> [SET TASK]
Check every line of the entries for "text", and copy the lines that hold it.

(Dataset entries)
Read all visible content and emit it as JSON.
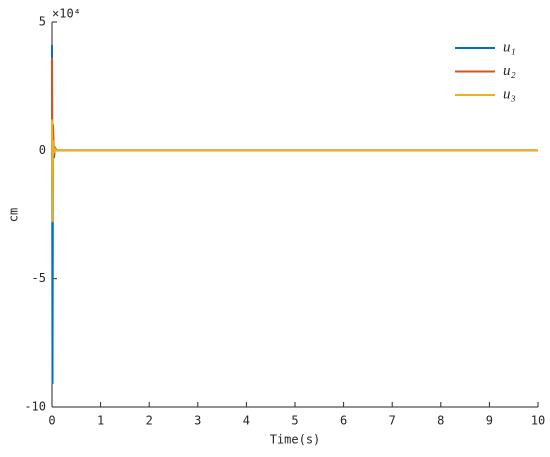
{
  "chart_data": {
    "type": "line",
    "x_label": "Time(s)",
    "y_label": "cm",
    "y_exponent": "×10⁴",
    "x": [
      0,
      0.01,
      0.02,
      0.04,
      0.06,
      0.1,
      0.2,
      1,
      10
    ],
    "series": [
      {
        "name": "u₁",
        "color": "#0072bd",
        "values": [
          4.1,
          -9.1,
          0.5,
          -0.3,
          0.1,
          0,
          0,
          0,
          0
        ]
      },
      {
        "name": "u₂",
        "color": "#d95319",
        "values": [
          3.6,
          -2.0,
          1.0,
          -0.2,
          0.1,
          0,
          0,
          0,
          0
        ]
      },
      {
        "name": "u₃",
        "color": "#edb120",
        "values": [
          1.2,
          -2.8,
          0.4,
          -0.1,
          0.05,
          0,
          0,
          0,
          0
        ]
      }
    ],
    "xlim": [
      0,
      10
    ],
    "xticks": [
      0,
      1,
      2,
      3,
      4,
      5,
      6,
      7,
      8,
      9,
      10
    ],
    "ylim": [
      -10,
      5
    ],
    "yticks": [
      -10,
      -5,
      0,
      5
    ],
    "legend": "top-right"
  }
}
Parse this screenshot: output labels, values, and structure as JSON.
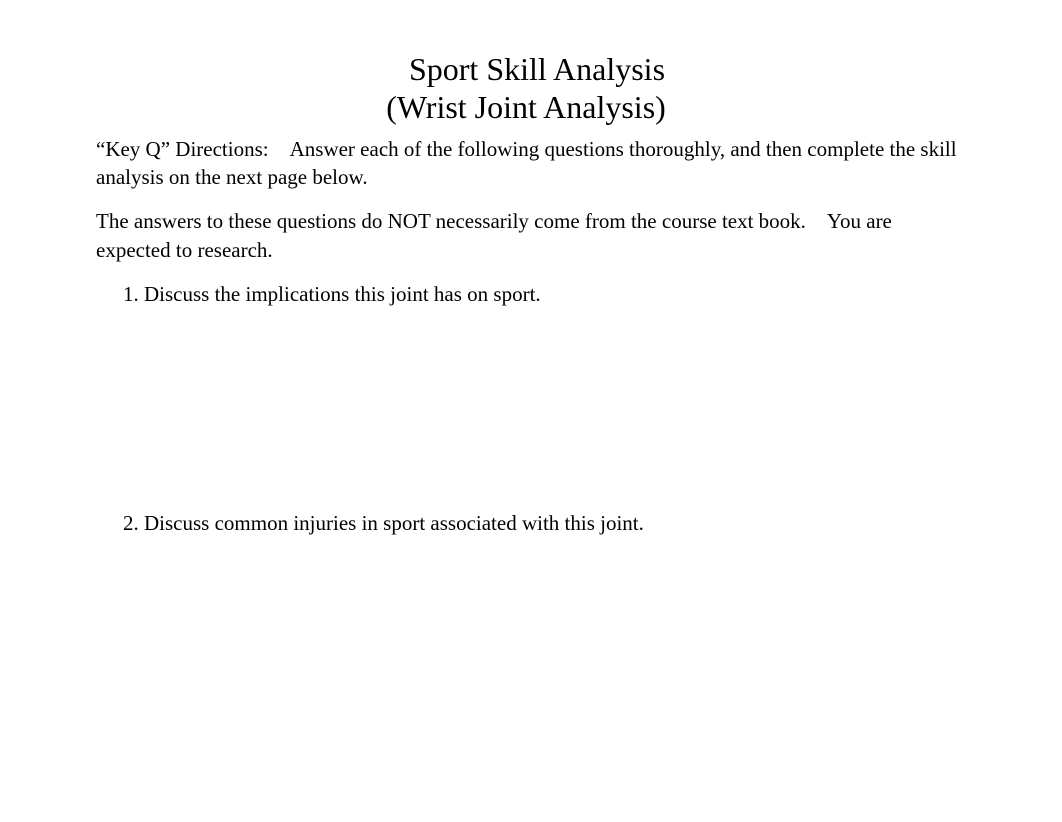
{
  "title": {
    "main": "Sport Skill Analysis",
    "sub": "(Wrist Joint Analysis)"
  },
  "directions": {
    "paragraph1": "“Key Q” Directions: Answer each of the following questions thoroughly, and then complete the skill analysis on the next page below.",
    "paragraph2": "The answers to these questions do NOT necessarily come from the course text book. You are expected to research."
  },
  "questions": {
    "items": [
      "Discuss the implications this joint has on sport.",
      "Discuss common injuries in sport associated with this joint."
    ]
  },
  "colors": {
    "background": "#ffffff",
    "text": "#000000"
  },
  "typography": {
    "font_family": "Times New Roman",
    "title_fontsize": 32,
    "body_fontsize": 21
  }
}
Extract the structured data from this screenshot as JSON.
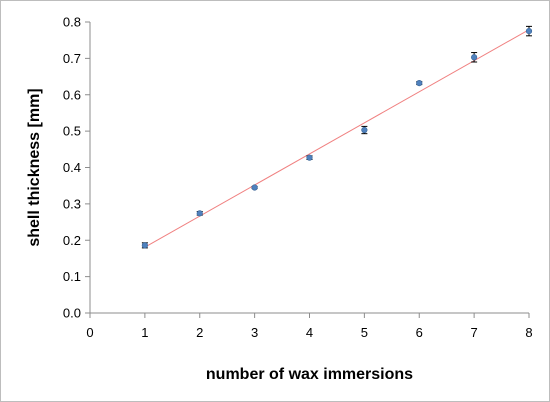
{
  "chart_data": {
    "type": "scatter",
    "title": "",
    "xlabel": "number of wax immersions",
    "ylabel": "shell thickness [mm]",
    "xlim": [
      0,
      8
    ],
    "ylim": [
      0,
      0.8
    ],
    "x_ticks": [
      0,
      1,
      2,
      3,
      4,
      5,
      6,
      7,
      8
    ],
    "y_ticks": [
      0.0,
      0.1,
      0.2,
      0.3,
      0.4,
      0.5,
      0.6,
      0.7,
      0.8
    ],
    "x_tick_labels": [
      "0",
      "1",
      "2",
      "3",
      "4",
      "5",
      "6",
      "7",
      "8"
    ],
    "y_tick_labels": [
      "0.0",
      "0.1",
      "0.2",
      "0.3",
      "0.4",
      "0.5",
      "0.6",
      "0.7",
      "0.8"
    ],
    "grid": false,
    "legend": "none",
    "series": [
      {
        "x": [
          1,
          2,
          3,
          4,
          5,
          6,
          7,
          8
        ],
        "y": [
          0.186,
          0.274,
          0.345,
          0.427,
          0.503,
          0.632,
          0.703,
          0.775
        ],
        "error": [
          0.007,
          0.005,
          0.003,
          0.005,
          0.01,
          0.004,
          0.013,
          0.013
        ],
        "color": "#4f81bd"
      }
    ],
    "trendline": {
      "type": "linear",
      "from": [
        1,
        0.181
      ],
      "to": [
        8,
        0.779
      ],
      "color": "#f08080"
    }
  }
}
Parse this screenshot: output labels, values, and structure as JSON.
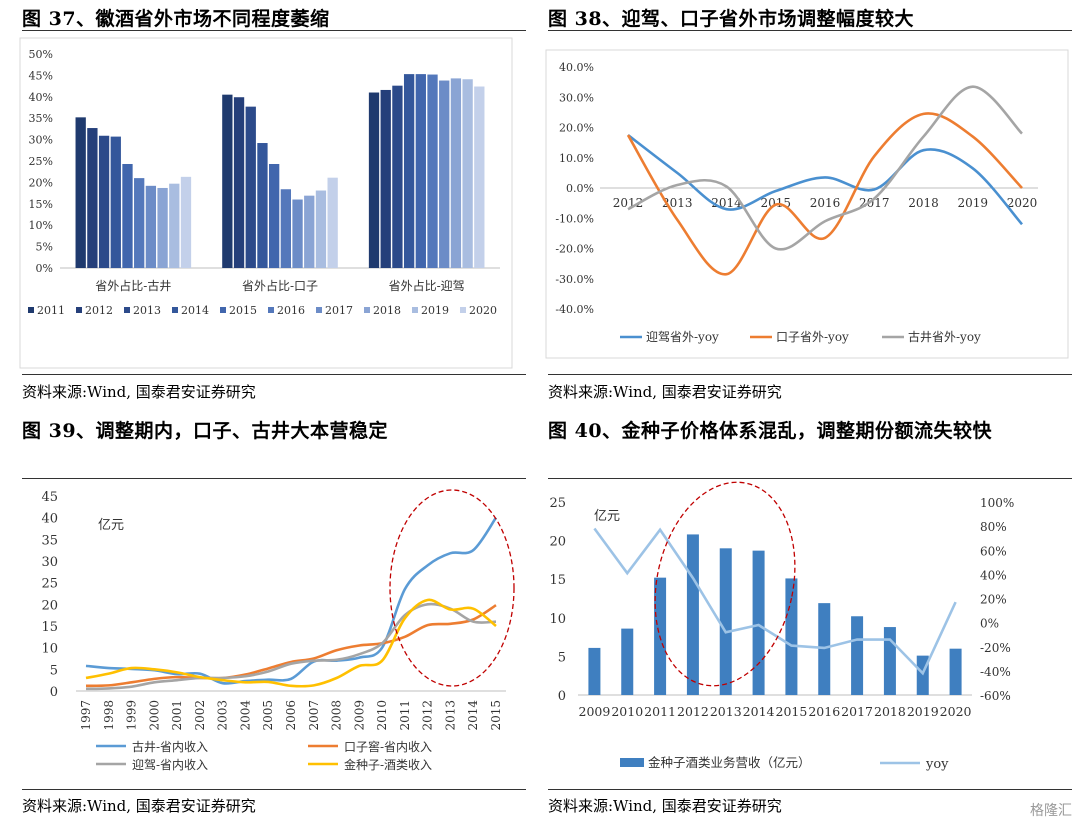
{
  "panels": {
    "p37": {
      "title": "图 37、徽酒省外市场不同程度萎缩",
      "source": "资料来源:Wind, 国泰君安证券研究"
    },
    "p38": {
      "title": "图 38、迎驾、口子省外市场调整幅度较大",
      "source": "资料来源:Wind, 国泰君安证券研究"
    },
    "p39": {
      "title": "图 39、调整期内，口子、古井大本营稳定",
      "source": "资料来源:Wind, 国泰君安证券研究"
    },
    "p40": {
      "title": "图 40、金种子价格体系混乱，调整期份额流失较快",
      "source": "资料来源:Wind, 国泰君安证券研究"
    }
  },
  "watermark": "格隆汇",
  "chart_data": [
    {
      "id": "chart37",
      "type": "bar",
      "categories": [
        "省外占比-古井",
        "省外占比-口子",
        "省外占比-迎驾"
      ],
      "series": [
        {
          "name": "2011",
          "color": "#1f3a6e",
          "values": [
            35.2,
            40.5,
            41.0
          ]
        },
        {
          "name": "2012",
          "color": "#253f7a",
          "values": [
            32.7,
            39.9,
            41.6
          ]
        },
        {
          "name": "2013",
          "color": "#2c4a8a",
          "values": [
            30.9,
            37.7,
            42.6
          ]
        },
        {
          "name": "2014",
          "color": "#34579b",
          "values": [
            30.7,
            29.2,
            45.3
          ]
        },
        {
          "name": "2015",
          "color": "#4166ad",
          "values": [
            24.3,
            24.3,
            45.3
          ]
        },
        {
          "name": "2016",
          "color": "#5478bb",
          "values": [
            21.0,
            18.4,
            45.2
          ]
        },
        {
          "name": "2017",
          "color": "#6c8cc7",
          "values": [
            19.2,
            16.0,
            43.8
          ]
        },
        {
          "name": "2018",
          "color": "#8aa4d4",
          "values": [
            18.7,
            16.9,
            44.3
          ]
        },
        {
          "name": "2019",
          "color": "#a9bde0",
          "values": [
            19.7,
            18.1,
            44.1
          ]
        },
        {
          "name": "2020",
          "color": "#c3d0ea",
          "values": [
            21.3,
            21.1,
            42.4
          ]
        }
      ],
      "ylim": [
        0,
        50
      ],
      "yticks": [
        "0%",
        "5%",
        "10%",
        "15%",
        "20%",
        "25%",
        "30%",
        "35%",
        "40%",
        "45%",
        "50%"
      ],
      "legend": "bottom"
    },
    {
      "id": "chart38",
      "type": "line",
      "x": [
        "2012",
        "2013",
        "2014",
        "2015",
        "2016",
        "2017",
        "2018",
        "2019",
        "2020"
      ],
      "series": [
        {
          "name": "迎驾省外-yoy",
          "color": "#4a90d0",
          "values": [
            17.5,
            5.0,
            -7.0,
            -1.0,
            3.5,
            -0.5,
            12.5,
            6.5,
            -12.0
          ]
        },
        {
          "name": "口子省外-yoy",
          "color": "#ed7d31",
          "values": [
            17.5,
            -10.5,
            -28.5,
            -5.5,
            -16.5,
            10.5,
            24.5,
            17.0,
            0.0
          ]
        },
        {
          "name": "古井省外-yoy",
          "color": "#a5a5a5",
          "values": [
            -7.0,
            1.0,
            0.5,
            -20.0,
            -11.0,
            -3.5,
            17.0,
            33.5,
            18.0
          ]
        }
      ],
      "ylim": [
        -40,
        40
      ],
      "yticks": [
        "40.0%",
        "30.0%",
        "20.0%",
        "10.0%",
        "0.0%",
        "-10.0%",
        "-20.0%",
        "-30.0%",
        "-40.0%"
      ],
      "legend": "bottom"
    },
    {
      "id": "chart39",
      "type": "line",
      "unit": "亿元",
      "x": [
        "1997",
        "1998",
        "1999",
        "2000",
        "2001",
        "2002",
        "2003",
        "2004",
        "2005",
        "2006",
        "2007",
        "2008",
        "2009",
        "2010",
        "2011",
        "2012",
        "2013",
        "2014",
        "2015"
      ],
      "series": [
        {
          "name": "古井-省内收入",
          "color": "#5b9bd5",
          "values": [
            5.8,
            5.3,
            5.1,
            4.8,
            3.9,
            4.0,
            1.8,
            2.3,
            2.6,
            2.8,
            6.8,
            7.0,
            7.7,
            10.0,
            23.5,
            29.0,
            31.8,
            32.5,
            40.0
          ]
        },
        {
          "name": "口子窖-省内收入",
          "color": "#ed7d31",
          "values": [
            1.2,
            1.3,
            2.0,
            2.8,
            3.2,
            3.0,
            3.0,
            3.8,
            5.2,
            6.7,
            7.5,
            9.4,
            10.5,
            11.0,
            12.5,
            15.2,
            15.5,
            16.5,
            19.8
          ]
        },
        {
          "name": "迎驾-省内收入",
          "color": "#a5a5a5",
          "values": [
            0.5,
            0.6,
            1.0,
            2.0,
            2.5,
            3.0,
            3.0,
            3.4,
            4.5,
            6.3,
            7.0,
            7.2,
            8.5,
            11.0,
            17.5,
            20.0,
            19.0,
            16.0,
            16.0
          ]
        },
        {
          "name": "金种子-酒类收入",
          "color": "#ffc000",
          "values": [
            3.0,
            4.0,
            5.3,
            5.0,
            4.3,
            3.2,
            2.5,
            2.0,
            2.1,
            1.2,
            1.3,
            3.0,
            5.8,
            7.0,
            16.8,
            21.0,
            18.8,
            19.0,
            15.0
          ]
        }
      ],
      "ylim": [
        0,
        45
      ],
      "yticks": [
        "0",
        "5",
        "10",
        "15",
        "20",
        "25",
        "30",
        "35",
        "40",
        "45"
      ],
      "legend": "bottom"
    },
    {
      "id": "chart40",
      "type": "bar",
      "unit": "亿元",
      "categories": [
        "2009",
        "2010",
        "2011",
        "2012",
        "2013",
        "2014",
        "2015",
        "2016",
        "2017",
        "2018",
        "2019",
        "2020"
      ],
      "series": [
        {
          "name": "金种子酒类业务营收（亿元）",
          "type": "bar",
          "axis": "left",
          "color": "#3f7fc0",
          "values": [
            6.1,
            8.6,
            15.2,
            20.8,
            19.0,
            18.7,
            15.1,
            11.9,
            10.2,
            8.8,
            5.1,
            6.0
          ]
        },
        {
          "name": "yoy",
          "type": "line",
          "axis": "right",
          "color": "#9dc3e6",
          "values": [
            78,
            41,
            77,
            37,
            -8,
            -2,
            -19,
            -21,
            -14,
            -14,
            -42,
            17
          ]
        }
      ],
      "ylim": [
        0,
        25
      ],
      "y2lim": [
        -60,
        100
      ],
      "yticks": [
        "0",
        "5",
        "10",
        "15",
        "20",
        "25"
      ],
      "y2ticks": [
        "-60%",
        "-40%",
        "-20%",
        "0%",
        "20%",
        "40%",
        "60%",
        "80%",
        "100%"
      ],
      "legend": "bottom"
    }
  ]
}
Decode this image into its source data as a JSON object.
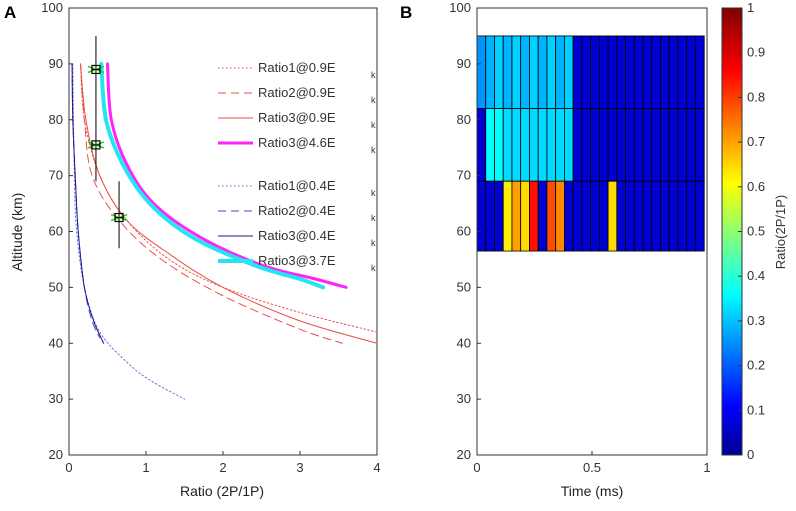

> [THE COMPLETED TASK]
    "paragraph2": "The answers to these questions do NOT necessarily come from the course text book. You are expected to research."
    "text": "#000000"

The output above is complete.